TASK TO COMPLETE> All entries are to be returned verbatim.
(DATASET EXTRACT Opens)
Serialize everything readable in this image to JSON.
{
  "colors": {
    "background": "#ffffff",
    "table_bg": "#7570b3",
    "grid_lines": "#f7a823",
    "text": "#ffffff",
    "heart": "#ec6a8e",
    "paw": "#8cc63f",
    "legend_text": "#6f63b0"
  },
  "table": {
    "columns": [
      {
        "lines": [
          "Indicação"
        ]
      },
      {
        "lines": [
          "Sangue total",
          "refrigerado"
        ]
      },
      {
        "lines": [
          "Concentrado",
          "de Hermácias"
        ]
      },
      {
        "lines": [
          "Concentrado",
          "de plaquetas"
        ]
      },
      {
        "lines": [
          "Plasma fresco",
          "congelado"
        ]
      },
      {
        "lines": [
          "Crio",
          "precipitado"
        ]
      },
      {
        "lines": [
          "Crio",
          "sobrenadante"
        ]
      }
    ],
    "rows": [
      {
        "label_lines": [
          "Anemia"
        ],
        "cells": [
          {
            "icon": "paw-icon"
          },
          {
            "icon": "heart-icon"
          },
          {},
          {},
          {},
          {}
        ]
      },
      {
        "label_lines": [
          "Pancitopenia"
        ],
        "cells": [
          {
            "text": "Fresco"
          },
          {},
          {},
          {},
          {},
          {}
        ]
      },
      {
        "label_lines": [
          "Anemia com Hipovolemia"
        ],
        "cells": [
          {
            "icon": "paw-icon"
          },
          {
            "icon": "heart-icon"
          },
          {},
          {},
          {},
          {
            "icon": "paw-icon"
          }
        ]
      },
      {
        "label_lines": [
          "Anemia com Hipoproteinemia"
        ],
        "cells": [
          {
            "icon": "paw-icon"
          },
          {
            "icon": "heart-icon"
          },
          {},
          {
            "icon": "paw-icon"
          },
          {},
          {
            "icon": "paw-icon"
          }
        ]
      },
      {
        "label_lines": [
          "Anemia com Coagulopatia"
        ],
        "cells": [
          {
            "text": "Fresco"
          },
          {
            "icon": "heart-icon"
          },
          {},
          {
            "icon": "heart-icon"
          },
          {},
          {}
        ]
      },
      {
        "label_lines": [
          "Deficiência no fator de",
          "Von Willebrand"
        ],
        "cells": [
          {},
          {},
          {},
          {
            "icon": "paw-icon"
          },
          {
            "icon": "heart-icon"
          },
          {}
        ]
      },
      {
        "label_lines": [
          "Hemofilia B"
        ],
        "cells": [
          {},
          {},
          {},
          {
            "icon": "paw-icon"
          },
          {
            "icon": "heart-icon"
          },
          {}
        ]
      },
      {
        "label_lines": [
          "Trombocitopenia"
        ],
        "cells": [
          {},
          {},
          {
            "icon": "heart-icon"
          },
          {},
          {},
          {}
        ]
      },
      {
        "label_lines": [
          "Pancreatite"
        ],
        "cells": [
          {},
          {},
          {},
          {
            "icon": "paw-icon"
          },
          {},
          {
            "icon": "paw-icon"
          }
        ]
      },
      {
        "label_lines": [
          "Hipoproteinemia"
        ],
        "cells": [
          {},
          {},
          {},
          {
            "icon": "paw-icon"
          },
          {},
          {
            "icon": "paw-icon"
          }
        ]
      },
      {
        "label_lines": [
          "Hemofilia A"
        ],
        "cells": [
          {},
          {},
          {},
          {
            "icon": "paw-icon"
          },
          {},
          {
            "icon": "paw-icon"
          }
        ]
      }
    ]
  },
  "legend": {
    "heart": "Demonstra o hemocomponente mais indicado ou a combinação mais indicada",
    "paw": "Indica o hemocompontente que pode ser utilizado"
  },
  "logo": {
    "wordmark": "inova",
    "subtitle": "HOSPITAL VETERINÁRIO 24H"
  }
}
(DATASET EXTRACT Closes)
SOLUTION FOR THIS TASK>
Serialize everything readable in this image to JSON.
{
  "colors": {
    "background": "#ffffff",
    "table_bg": "#7570b3",
    "grid_lines": "#f7a823",
    "text": "#ffffff",
    "heart": "#ec6a8e",
    "paw": "#8cc63f",
    "legend_text": "#6f63b0"
  },
  "table": {
    "columns": [
      {
        "lines": [
          "Indicação"
        ]
      },
      {
        "lines": [
          "Sangue total",
          "refrigerado"
        ]
      },
      {
        "lines": [
          "Concentrado",
          "de Hermácias"
        ]
      },
      {
        "lines": [
          "Concentrado",
          "de plaquetas"
        ]
      },
      {
        "lines": [
          "Plasma fresco",
          "congelado"
        ]
      },
      {
        "lines": [
          "Crio",
          "precipitado"
        ]
      },
      {
        "lines": [
          "Crio",
          "sobrenadante"
        ]
      }
    ],
    "rows": [
      {
        "label_lines": [
          "Anemia"
        ],
        "cells": [
          {
            "icon": "paw-icon"
          },
          {
            "icon": "heart-icon"
          },
          {},
          {},
          {},
          {}
        ]
      },
      {
        "label_lines": [
          "Pancitopenia"
        ],
        "cells": [
          {
            "text": "Fresco"
          },
          {},
          {},
          {},
          {},
          {}
        ]
      },
      {
        "label_lines": [
          "Anemia com Hipovolemia"
        ],
        "cells": [
          {
            "icon": "paw-icon"
          },
          {
            "icon": "heart-icon"
          },
          {},
          {},
          {},
          {
            "icon": "paw-icon"
          }
        ]
      },
      {
        "label_lines": [
          "Anemia com Hipoproteinemia"
        ],
        "cells": [
          {
            "icon": "paw-icon"
          },
          {
            "icon": "heart-icon"
          },
          {},
          {
            "icon": "paw-icon"
          },
          {},
          {
            "icon": "paw-icon"
          }
        ]
      },
      {
        "label_lines": [
          "Anemia com Coagulopatia"
        ],
        "cells": [
          {
            "text": "Fresco"
          },
          {
            "icon": "heart-icon"
          },
          {},
          {
            "icon": "heart-icon"
          },
          {},
          {}
        ]
      },
      {
        "label_lines": [
          "Deficiência no fator de",
          "Von Willebrand"
        ],
        "cells": [
          {},
          {},
          {},
          {
            "icon": "paw-icon"
          },
          {
            "icon": "heart-icon"
          },
          {}
        ]
      },
      {
        "label_lines": [
          "Hemofilia B"
        ],
        "cells": [
          {},
          {},
          {},
          {
            "icon": "paw-icon"
          },
          {
            "icon": "heart-icon"
          },
          {}
        ]
      },
      {
        "label_lines": [
          "Trombocitopenia"
        ],
        "cells": [
          {},
          {},
          {
            "icon": "heart-icon"
          },
          {},
          {},
          {}
        ]
      },
      {
        "label_lines": [
          "Pancreatite"
        ],
        "cells": [
          {},
          {},
          {},
          {
            "icon": "paw-icon"
          },
          {},
          {
            "icon": "paw-icon"
          }
        ]
      },
      {
        "label_lines": [
          "Hipoproteinemia"
        ],
        "cells": [
          {},
          {},
          {},
          {
            "icon": "paw-icon"
          },
          {},
          {
            "icon": "paw-icon"
          }
        ]
      },
      {
        "label_lines": [
          "Hemofilia A"
        ],
        "cells": [
          {},
          {},
          {},
          {
            "icon": "paw-icon"
          },
          {},
          {
            "icon": "paw-icon"
          }
        ]
      }
    ]
  },
  "legend": {
    "heart": "Demonstra o hemocomponente mais indicado ou a combinação mais indicada",
    "paw": "Indica o hemocompontente que pode ser utilizado"
  },
  "logo": {
    "wordmark": "inova",
    "subtitle": "HOSPITAL VETERINÁRIO 24H"
  }
}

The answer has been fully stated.